By Maggie Hiufu Wong, CNN
Ask an American to name their favorite Chinese takeout dishes, and images of General Tso’s chicken, chow mein and egg rolls stuffed into white cardboard containers will likely spring to mind.
Things are a little different across the Atlantic, in the UK.
British Chinese takeout — a much-cherished cuisine but little understood outside the UK — bears so few similarities to its US counterpart that Americans have been sharing their surprise, and sometimes outright horror, on social media.
“I know that people typically pour the curry all over the noodles,” notes one American TikToker in a video, as she digs into her first-ever British Chinese takeaway order.
“I’m just going to pour a little bit on the side. I’m very intrigued by this.”
Raising her eyebrows in approval as she takes a bite of chow mein with curry sauce, she reports, “It adds a little something. I’m into the curry sauce, guys.”

## OBJECTIVE 1
Gather every line of the entries that contains the string "axis".
The entries have no connection to the text about Chinese takeout.

## INFORMATION PROVIDED
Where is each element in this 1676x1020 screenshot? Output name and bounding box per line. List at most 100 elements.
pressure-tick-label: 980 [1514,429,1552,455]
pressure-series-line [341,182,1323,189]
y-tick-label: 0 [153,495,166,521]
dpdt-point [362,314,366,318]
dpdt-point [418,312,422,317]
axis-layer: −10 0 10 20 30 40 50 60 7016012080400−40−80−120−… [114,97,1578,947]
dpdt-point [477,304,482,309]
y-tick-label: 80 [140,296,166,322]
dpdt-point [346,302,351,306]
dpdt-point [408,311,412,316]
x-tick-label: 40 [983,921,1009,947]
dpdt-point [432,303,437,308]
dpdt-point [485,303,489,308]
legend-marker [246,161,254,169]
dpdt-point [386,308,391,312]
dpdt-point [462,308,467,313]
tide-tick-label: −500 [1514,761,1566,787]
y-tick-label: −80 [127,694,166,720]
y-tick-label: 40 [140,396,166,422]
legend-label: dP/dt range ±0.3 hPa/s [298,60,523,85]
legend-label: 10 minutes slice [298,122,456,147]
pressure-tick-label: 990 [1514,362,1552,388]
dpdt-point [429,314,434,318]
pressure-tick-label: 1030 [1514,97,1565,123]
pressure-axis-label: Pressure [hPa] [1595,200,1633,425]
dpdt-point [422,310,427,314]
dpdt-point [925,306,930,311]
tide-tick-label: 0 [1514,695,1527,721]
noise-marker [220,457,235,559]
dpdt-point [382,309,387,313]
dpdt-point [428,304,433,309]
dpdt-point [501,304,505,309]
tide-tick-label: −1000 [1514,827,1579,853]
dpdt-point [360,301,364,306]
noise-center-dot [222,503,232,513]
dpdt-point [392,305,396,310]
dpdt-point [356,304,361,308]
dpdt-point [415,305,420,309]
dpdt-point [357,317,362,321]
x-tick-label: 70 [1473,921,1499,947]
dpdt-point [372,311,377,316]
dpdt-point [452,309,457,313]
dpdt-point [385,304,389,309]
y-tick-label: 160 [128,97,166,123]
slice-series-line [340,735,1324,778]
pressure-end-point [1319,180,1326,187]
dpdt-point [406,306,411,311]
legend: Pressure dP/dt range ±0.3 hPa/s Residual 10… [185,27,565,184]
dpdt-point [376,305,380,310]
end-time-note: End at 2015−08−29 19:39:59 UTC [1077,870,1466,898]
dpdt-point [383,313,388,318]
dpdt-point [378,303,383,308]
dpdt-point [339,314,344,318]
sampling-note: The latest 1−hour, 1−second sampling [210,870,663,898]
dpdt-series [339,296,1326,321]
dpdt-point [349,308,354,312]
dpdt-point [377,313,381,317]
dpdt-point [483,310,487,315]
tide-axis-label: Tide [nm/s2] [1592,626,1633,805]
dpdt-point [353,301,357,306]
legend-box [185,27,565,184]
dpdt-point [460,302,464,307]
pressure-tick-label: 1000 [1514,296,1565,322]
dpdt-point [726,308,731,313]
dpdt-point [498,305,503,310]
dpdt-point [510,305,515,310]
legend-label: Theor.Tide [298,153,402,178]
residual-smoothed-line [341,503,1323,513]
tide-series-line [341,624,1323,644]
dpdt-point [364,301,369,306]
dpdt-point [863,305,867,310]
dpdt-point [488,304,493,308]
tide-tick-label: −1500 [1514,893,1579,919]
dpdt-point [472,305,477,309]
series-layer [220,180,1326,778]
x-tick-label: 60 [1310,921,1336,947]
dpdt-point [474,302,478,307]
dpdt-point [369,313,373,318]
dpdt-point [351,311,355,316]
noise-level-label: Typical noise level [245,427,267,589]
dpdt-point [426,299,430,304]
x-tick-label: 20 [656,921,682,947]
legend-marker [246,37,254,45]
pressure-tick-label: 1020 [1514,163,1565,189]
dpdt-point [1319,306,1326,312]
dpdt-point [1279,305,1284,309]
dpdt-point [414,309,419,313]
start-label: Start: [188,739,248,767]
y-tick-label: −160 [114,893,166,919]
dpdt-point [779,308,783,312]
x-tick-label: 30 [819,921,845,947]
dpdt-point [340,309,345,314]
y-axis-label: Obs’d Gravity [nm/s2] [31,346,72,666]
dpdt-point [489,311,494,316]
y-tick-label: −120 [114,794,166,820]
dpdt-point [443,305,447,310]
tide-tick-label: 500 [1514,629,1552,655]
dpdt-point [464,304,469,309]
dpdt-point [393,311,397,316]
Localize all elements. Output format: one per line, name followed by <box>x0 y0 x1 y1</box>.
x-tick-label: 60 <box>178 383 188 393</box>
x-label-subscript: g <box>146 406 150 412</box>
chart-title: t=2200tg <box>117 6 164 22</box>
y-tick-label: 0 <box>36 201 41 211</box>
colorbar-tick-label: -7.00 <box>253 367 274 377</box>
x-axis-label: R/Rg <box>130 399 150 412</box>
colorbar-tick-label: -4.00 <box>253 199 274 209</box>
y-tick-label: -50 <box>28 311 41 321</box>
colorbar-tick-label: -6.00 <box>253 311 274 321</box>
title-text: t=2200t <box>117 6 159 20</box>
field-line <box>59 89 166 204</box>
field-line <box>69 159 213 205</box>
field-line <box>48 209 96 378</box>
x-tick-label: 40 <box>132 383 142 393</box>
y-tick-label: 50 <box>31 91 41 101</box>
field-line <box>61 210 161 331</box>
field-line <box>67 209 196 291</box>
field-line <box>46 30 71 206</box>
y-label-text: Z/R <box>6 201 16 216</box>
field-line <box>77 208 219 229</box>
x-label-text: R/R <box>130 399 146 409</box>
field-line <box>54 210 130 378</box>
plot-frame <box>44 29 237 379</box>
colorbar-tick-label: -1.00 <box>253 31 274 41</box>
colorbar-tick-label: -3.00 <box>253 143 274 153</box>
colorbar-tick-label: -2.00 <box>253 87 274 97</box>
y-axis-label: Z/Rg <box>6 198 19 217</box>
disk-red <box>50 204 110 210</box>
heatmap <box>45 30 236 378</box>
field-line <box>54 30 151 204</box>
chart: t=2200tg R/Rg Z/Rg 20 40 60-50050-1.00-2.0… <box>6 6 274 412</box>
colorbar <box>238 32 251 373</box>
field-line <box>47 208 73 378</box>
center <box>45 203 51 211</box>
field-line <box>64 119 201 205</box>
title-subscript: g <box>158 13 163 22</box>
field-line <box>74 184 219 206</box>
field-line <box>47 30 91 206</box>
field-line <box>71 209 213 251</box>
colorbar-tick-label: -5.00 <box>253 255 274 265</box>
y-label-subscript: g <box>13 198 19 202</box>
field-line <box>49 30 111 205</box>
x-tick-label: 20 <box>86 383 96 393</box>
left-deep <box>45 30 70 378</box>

## OBJECTIVE 2
Answer these questions from the article on British Chinese takeout, one per line:
(a) Which three dishes does it say Americans will likely picture?
(b) What does the TikToker say people typically pour all over the noodles?
(c) What dish is she eating with curry sauce when she raises her eyebrows in approval?

## TASK RESPONSE 1
axis-layer: −10 0 10 20 30 40 50 60 7016012080400−40−80−120−… [114,97,1578,947]
pressure-axis-label: Pressure [hPa] [1595,200,1633,425]
tide-axis-label: Tide [nm/s2] [1592,626,1633,805]
y-axis-label: Obs’d Gravity [nm/s2] [31,346,72,666]
x-axis-label: R/Rg <box>130 399 150 412</box>
y-axis-label: Z/Rg <box>6 198 19 217</box>

## TASK RESPONSE 2
(a) General Tso's chicken, chow mein and egg rolls
(b) The curry
(c) Chow mein